- _Problem requirements_
Reproduce the data that follows in its entirety, character for character.

- _Dataset rows_

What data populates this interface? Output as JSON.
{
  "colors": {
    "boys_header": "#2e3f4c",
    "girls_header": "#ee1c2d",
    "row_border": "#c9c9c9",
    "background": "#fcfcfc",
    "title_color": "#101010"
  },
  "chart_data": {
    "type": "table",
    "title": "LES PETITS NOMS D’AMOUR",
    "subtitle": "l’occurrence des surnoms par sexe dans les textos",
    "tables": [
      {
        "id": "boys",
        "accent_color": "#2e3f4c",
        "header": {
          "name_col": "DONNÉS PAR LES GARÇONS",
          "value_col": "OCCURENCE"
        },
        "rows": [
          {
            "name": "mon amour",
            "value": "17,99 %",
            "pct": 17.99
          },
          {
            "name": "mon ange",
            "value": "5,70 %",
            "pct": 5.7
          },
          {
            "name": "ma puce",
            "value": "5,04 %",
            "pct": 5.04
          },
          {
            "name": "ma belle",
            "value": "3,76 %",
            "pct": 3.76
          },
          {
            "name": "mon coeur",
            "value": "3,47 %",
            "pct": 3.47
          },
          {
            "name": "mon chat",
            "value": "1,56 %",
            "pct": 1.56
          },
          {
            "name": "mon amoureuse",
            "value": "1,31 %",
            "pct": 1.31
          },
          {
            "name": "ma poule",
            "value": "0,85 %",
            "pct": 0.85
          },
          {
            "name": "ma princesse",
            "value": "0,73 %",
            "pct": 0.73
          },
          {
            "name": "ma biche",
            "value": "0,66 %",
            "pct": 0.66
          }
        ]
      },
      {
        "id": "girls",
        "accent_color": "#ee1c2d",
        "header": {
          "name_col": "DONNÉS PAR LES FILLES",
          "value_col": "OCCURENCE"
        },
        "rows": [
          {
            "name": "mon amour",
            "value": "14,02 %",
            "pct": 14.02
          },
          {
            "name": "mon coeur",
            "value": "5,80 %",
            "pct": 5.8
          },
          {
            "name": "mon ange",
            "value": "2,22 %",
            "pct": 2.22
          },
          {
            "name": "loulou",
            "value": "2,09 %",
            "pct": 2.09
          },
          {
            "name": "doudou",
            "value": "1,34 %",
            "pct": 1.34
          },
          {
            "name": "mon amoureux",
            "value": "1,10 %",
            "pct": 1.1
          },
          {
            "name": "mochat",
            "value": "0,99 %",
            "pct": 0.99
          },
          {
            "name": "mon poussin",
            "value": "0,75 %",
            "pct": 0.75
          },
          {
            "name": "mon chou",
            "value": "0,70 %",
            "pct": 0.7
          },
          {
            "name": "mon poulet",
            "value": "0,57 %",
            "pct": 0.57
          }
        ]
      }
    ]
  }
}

- _In response_
What data populates this interface? Output as JSON.
{
  "colors": {
    "boys_header": "#2e3f4c",
    "girls_header": "#ee1c2d",
    "row_border": "#c9c9c9",
    "background": "#fcfcfc",
    "title_color": "#101010"
  },
  "chart_data": {
    "type": "table",
    "title": "LES PETITS NOMS D’AMOUR",
    "subtitle": "l’occurrence des surnoms par sexe dans les textos",
    "tables": [
      {
        "id": "boys",
        "accent_color": "#2e3f4c",
        "header": {
          "name_col": "DONNÉS PAR LES GARÇONS",
          "value_col": "OCCURENCE"
        },
        "rows": [
          {
            "name": "mon amour",
            "value": "17,99 %",
            "pct": 17.99
          },
          {
            "name": "mon ange",
            "value": "5,70 %",
            "pct": 5.7
          },
          {
            "name": "ma puce",
            "value": "5,04 %",
            "pct": 5.04
          },
          {
            "name": "ma belle",
            "value": "3,76 %",
            "pct": 3.76
          },
          {
            "name": "mon coeur",
            "value": "3,47 %",
            "pct": 3.47
          },
          {
            "name": "mon chat",
            "value": "1,56 %",
            "pct": 1.56
          },
          {
            "name": "mon amoureuse",
            "value": "1,31 %",
            "pct": 1.31
          },
          {
            "name": "ma poule",
            "value": "0,85 %",
            "pct": 0.85
          },
          {
            "name": "ma princesse",
            "value": "0,73 %",
            "pct": 0.73
          },
          {
            "name": "ma biche",
            "value": "0,66 %",
            "pct": 0.66
          }
        ]
      },
      {
        "id": "girls",
        "accent_color": "#ee1c2d",
        "header": {
          "name_col": "DONNÉS PAR LES FILLES",
          "value_col": "OCCURENCE"
        },
        "rows": [
          {
            "name": "mon amour",
            "value": "14,02 %",
            "pct": 14.02
          },
          {
            "name": "mon coeur",
            "value": "5,80 %",
            "pct": 5.8
          },
          {
            "name": "mon ange",
            "value": "2,22 %",
            "pct": 2.22
          },
          {
            "name": "loulou",
            "value": "2,09 %",
            "pct": 2.09
          },
          {
            "name": "doudou",
            "value": "1,34 %",
            "pct": 1.34
          },
          {
            "name": "mon amoureux",
            "value": "1,10 %",
            "pct": 1.1
          },
          {
            "name": "mochat",
            "value": "0,99 %",
            "pct": 0.99
          },
          {
            "name": "mon poussin",
            "value": "0,75 %",
            "pct": 0.75
          },
          {
            "name": "mon chou",
            "value": "0,70 %",
            "pct": 0.7
          },
          {
            "name": "mon poulet",
            "value": "0,57 %",
            "pct": 0.57
          }
        ]
      }
    ]
  }
}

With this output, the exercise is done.